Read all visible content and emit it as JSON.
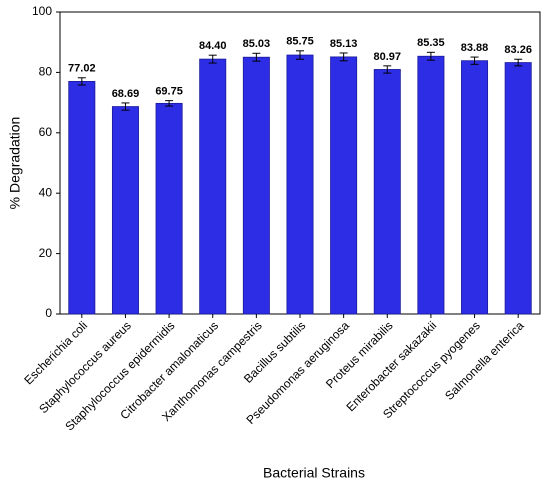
{
  "chart_data": {
    "type": "bar",
    "x_label": "Bacterial Strains",
    "y_label": "% Degradation",
    "categories": [
      "Escherichia coli",
      "Staphylococcus aureus",
      "Staphylococcus epidermidis",
      "Citrobacter amalonaticus",
      "Xanthomonas campestris",
      "Bacillus subtilis",
      "Pseudomonas aeruginosa",
      "Proteus mirabilis",
      "Enterobacter sakazakii",
      "Streptococcus pyogenes",
      "Salmonella enterica"
    ],
    "values": [
      77.02,
      68.69,
      69.75,
      84.4,
      85.03,
      85.75,
      85.13,
      80.97,
      85.35,
      83.88,
      83.26
    ],
    "value_labels": [
      "77.02",
      "68.69",
      "69.75",
      "84.40",
      "85.03",
      "85.75",
      "85.13",
      "80.97",
      "85.35",
      "83.88",
      "83.26"
    ],
    "errors": [
      1.2,
      1.2,
      0.9,
      1.3,
      1.3,
      1.4,
      1.3,
      1.2,
      1.3,
      1.2,
      1.1
    ],
    "color": "#2d2de6",
    "ylim": [
      0,
      100
    ],
    "yticks": [
      0,
      20,
      40,
      60,
      80,
      100
    ]
  }
}
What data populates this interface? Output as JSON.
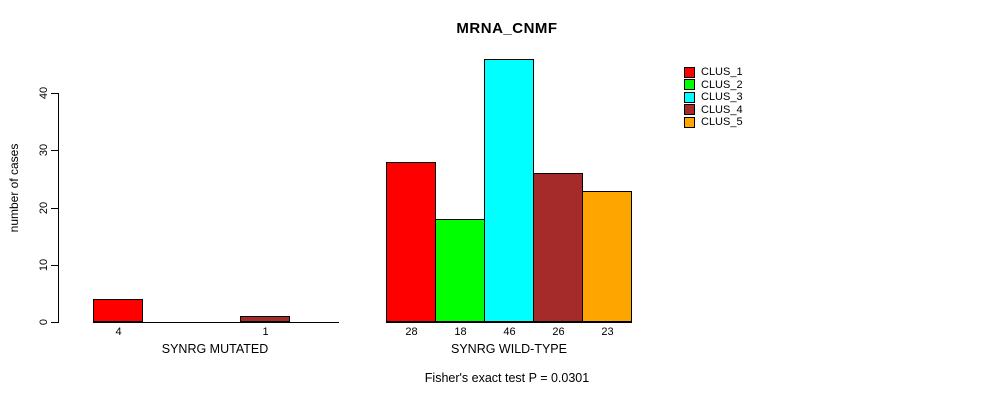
{
  "chart_data": {
    "type": "bar",
    "title": "MRNA_CNMF",
    "ylabel": "number of cases",
    "xlabel": "",
    "ylim": [
      0,
      46
    ],
    "y_ticks": [
      0,
      10,
      20,
      30,
      40
    ],
    "grid": false,
    "legend_position": "outside-top-right",
    "series_labels": [
      "CLUS_1",
      "CLUS_2",
      "CLUS_3",
      "CLUS_4",
      "CLUS_5"
    ],
    "series_colors": [
      "#ff0000",
      "#00ff00",
      "#00ffff",
      "#a52a2a",
      "#ffa500"
    ],
    "groups": [
      {
        "label": "SYNRG MUTATED",
        "values": [
          4,
          0,
          0,
          1,
          0
        ],
        "bar_labels": [
          "4",
          "",
          "",
          "1",
          ""
        ]
      },
      {
        "label": "SYNRG WILD-TYPE",
        "values": [
          28,
          18,
          46,
          26,
          23
        ],
        "bar_labels": [
          "28",
          "18",
          "46",
          "26",
          "23"
        ]
      }
    ],
    "annotation": "Fisher's exact test P = 0.0301",
    "axis_color": "#000000",
    "bar_border_color": "#000000",
    "background_color": "#ffffff"
  }
}
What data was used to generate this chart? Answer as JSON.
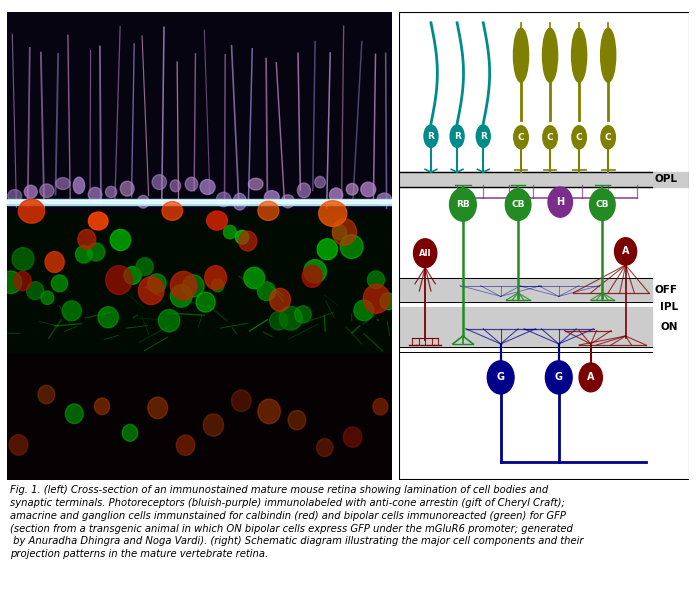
{
  "fig_width": 7.0,
  "fig_height": 6.0,
  "caption": "Fig. 1. (left) Cross-section of an immunostained mature mouse retina showing lamination of cell bodies and\nsynaptic terminals. Photoreceptors (bluish-purple) immunolabeled with anti-cone arrestin (gift of Cheryl Craft);\namacrine and ganglion cells immunstained for calbindin (red) and bipolar cells immunoreacted (green) for GFP\n(section from a transgenic animal in which ON bipolar cells express GFP under the mGluR6 promoter; generated\n by Anuradha Dhingra and Noga Vardi). (right) Schematic diagram illustrating the major cell components and their\nprojection patterns in the mature vertebrate retina.",
  "rod_color": "#008B8B",
  "cone_color": "#808000",
  "rb_color": "#228B22",
  "cb_color": "#228B22",
  "horizontal_color": "#7B2D8B",
  "amacrine_color": "#7B0000",
  "ganglion_color": "#00008B",
  "ganglion_a_color": "#7B0000",
  "opl_label": "OPL",
  "off_label": "OFF",
  "ipl_label": "IPL",
  "on_label": "ON",
  "background_color": "#ffffff",
  "diagram_bg": "#ffffff",
  "layer_bg": "#cccccc"
}
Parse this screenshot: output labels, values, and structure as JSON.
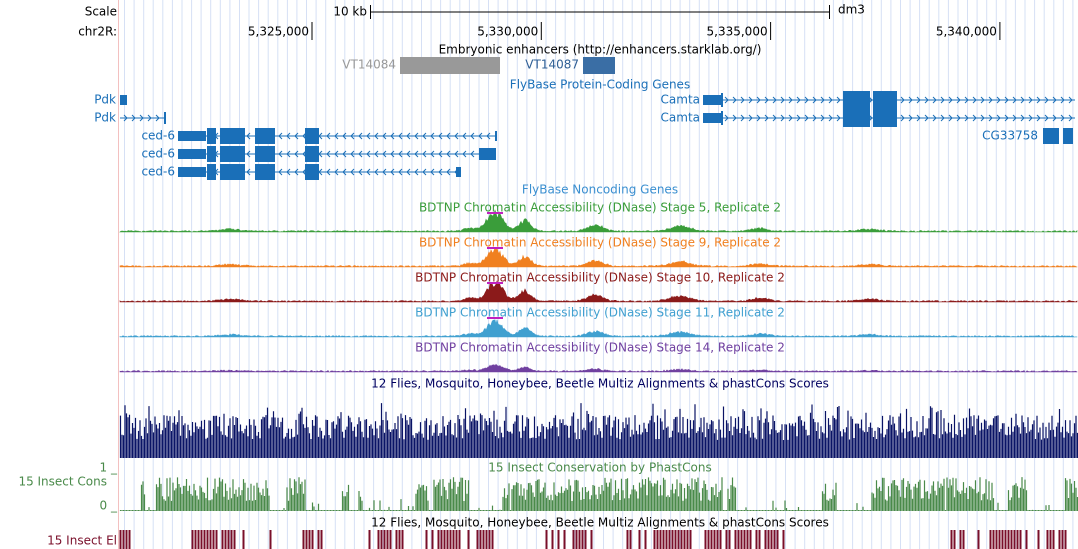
{
  "ruler": {
    "scale_label": "Scale",
    "chrom_label": "chr2R:",
    "scale_bar_label": "10 kb",
    "assembly": "dm3",
    "ticks": [
      "5,325,000",
      "5,330,000",
      "5,335,000",
      "5,340,000"
    ]
  },
  "enhancers": {
    "title": "Embryonic enhancers (http://enhancers.starklab.org/)",
    "items": [
      "VT14084",
      "VT14087"
    ]
  },
  "coding_genes": {
    "title": "FlyBase Protein-Coding Genes",
    "genes": [
      "Pdk",
      "Pdk",
      "Camta",
      "Camta",
      "CG33758",
      "ced-6",
      "ced-6",
      "ced-6"
    ]
  },
  "noncoding_genes": {
    "title": "FlyBase Noncoding Genes"
  },
  "dnase": [
    "BDTNP Chromatin Accessibility (DNase) Stage 5, Replicate 2",
    "BDTNP Chromatin Accessibility (DNase) Stage 9, Replicate 2",
    "BDTNP Chromatin Accessibility (DNase) Stage 10, Replicate 2",
    "BDTNP Chromatin Accessibility (DNase) Stage 11, Replicate 2",
    "BDTNP Chromatin Accessibility (DNase) Stage 14, Replicate 2"
  ],
  "multiz": {
    "title": "12 Flies, Mosquito, Honeybee, Beetle Multiz Alignments & phastCons Scores"
  },
  "phastcons": {
    "label": "15 Insect Cons",
    "title": "15 Insect Conservation by PhastCons",
    "max_label": "1 _",
    "min_label": "0 _"
  },
  "elements": {
    "title": "12 Flies, Mosquito, Honeybee, Beetle Multiz Alignments & phastCons Scores",
    "label": "15 Insect El"
  }
}
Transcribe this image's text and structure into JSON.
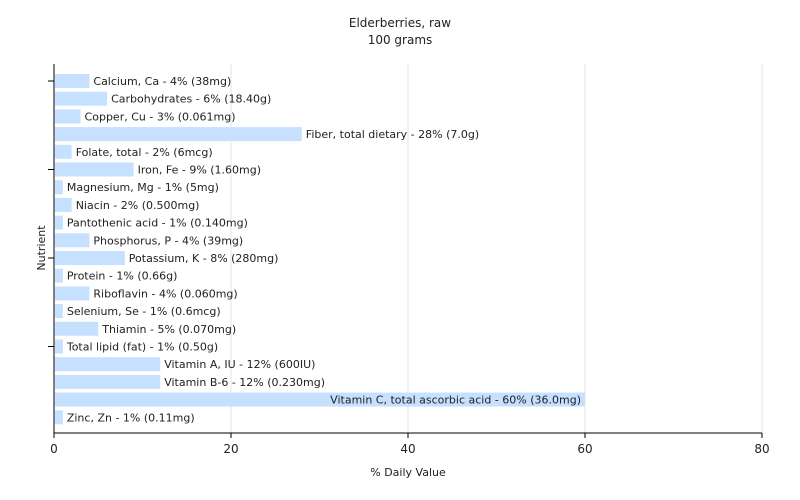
{
  "chart_data": {
    "type": "bar",
    "orientation": "horizontal",
    "title": "Elderberries, raw",
    "subtitle": "100 grams",
    "xlabel": "% Daily Value",
    "ylabel": "Nutrient",
    "xlim": [
      0,
      80
    ],
    "x_ticks": [
      0,
      20,
      40,
      60,
      80
    ],
    "grid": true,
    "bar_color": "#c6e0ff",
    "categories": [
      "Calcium, Ca",
      "Carbohydrates",
      "Copper, Cu",
      "Fiber, total dietary",
      "Folate, total",
      "Iron, Fe",
      "Magnesium, Mg",
      "Niacin",
      "Pantothenic acid",
      "Phosphorus, P",
      "Potassium, K",
      "Protein",
      "Riboflavin",
      "Selenium, Se",
      "Thiamin",
      "Total lipid (fat)",
      "Vitamin A, IU",
      "Vitamin B-6",
      "Vitamin C, total ascorbic acid",
      "Zinc, Zn"
    ],
    "values": [
      4,
      6,
      3,
      28,
      2,
      9,
      1,
      2,
      1,
      4,
      8,
      1,
      4,
      1,
      5,
      1,
      12,
      12,
      60,
      1
    ],
    "labels": [
      "Calcium, Ca - 4% (38mg)",
      "Carbohydrates - 6% (18.40g)",
      "Copper, Cu - 3% (0.061mg)",
      "Fiber, total dietary - 28% (7.0g)",
      "Folate, total - 2% (6mcg)",
      "Iron, Fe - 9% (1.60mg)",
      "Magnesium, Mg - 1% (5mg)",
      "Niacin - 2% (0.500mg)",
      "Pantothenic acid - 1% (0.140mg)",
      "Phosphorus, P - 4% (39mg)",
      "Potassium, K - 8% (280mg)",
      "Protein - 1% (0.66g)",
      "Riboflavin - 4% (0.060mg)",
      "Selenium, Se - 1% (0.6mcg)",
      "Thiamin - 5% (0.070mg)",
      "Total lipid (fat) - 1% (0.50g)",
      "Vitamin A, IU - 12% (600IU)",
      "Vitamin B-6 - 12% (0.230mg)",
      "Vitamin C, total ascorbic acid - 60% (36.0mg)",
      "Zinc, Zn - 1% (0.11mg)"
    ]
  }
}
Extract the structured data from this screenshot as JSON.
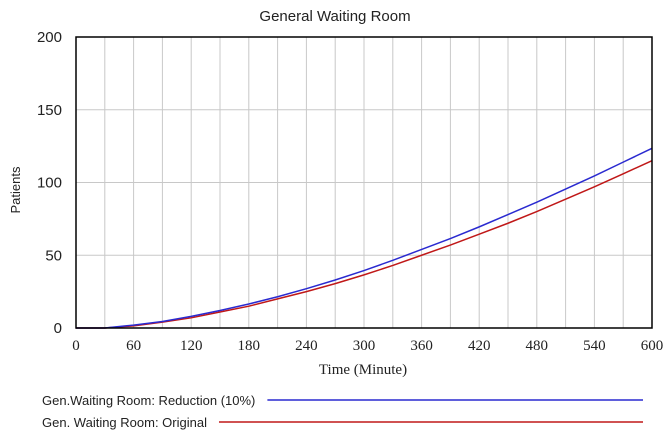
{
  "chart_data": {
    "type": "line",
    "title": "General Waiting Room",
    "xlabel": "Time (Minute)",
    "ylabel": "Patients",
    "xlim": [
      0,
      600
    ],
    "ylim": [
      0,
      200
    ],
    "x_ticks": [
      "0",
      "60",
      "120",
      "180",
      "240",
      "300",
      "360",
      "420",
      "480",
      "540",
      "600"
    ],
    "y_ticks": [
      "0",
      "50",
      "100",
      "150",
      "200"
    ],
    "x_grid_step": 30,
    "grid": true,
    "legend_position": "bottom",
    "x": [
      0,
      30,
      60,
      90,
      120,
      150,
      180,
      210,
      240,
      270,
      300,
      330,
      360,
      390,
      420,
      450,
      480,
      510,
      540,
      570,
      600
    ],
    "series": [
      {
        "name": "Gen.Waiting Room: Reduction (10%)",
        "color": "#2a2ad0",
        "values": [
          0,
          0,
          2,
          4.5,
          8,
          12,
          16.5,
          21.5,
          27,
          33,
          39.5,
          46.5,
          54,
          61.5,
          69.5,
          78,
          86.5,
          95.5,
          104.5,
          114,
          123.5
        ]
      },
      {
        "name": "Gen. Waiting Room: Original",
        "color": "#c01818",
        "values": [
          0,
          0,
          1.5,
          4,
          7,
          11,
          15,
          20,
          25,
          30.5,
          36.5,
          43,
          50,
          57,
          64.5,
          72,
          80,
          88.5,
          97,
          106,
          115
        ]
      }
    ]
  }
}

============================================================

EXERCISE AIM: Where a line of the data includes the string "Staphylococcus", list that line.

WRITTEN RESPONSE:
      "Staphylococcus aureus",
      "Staphylococcus epidermidis",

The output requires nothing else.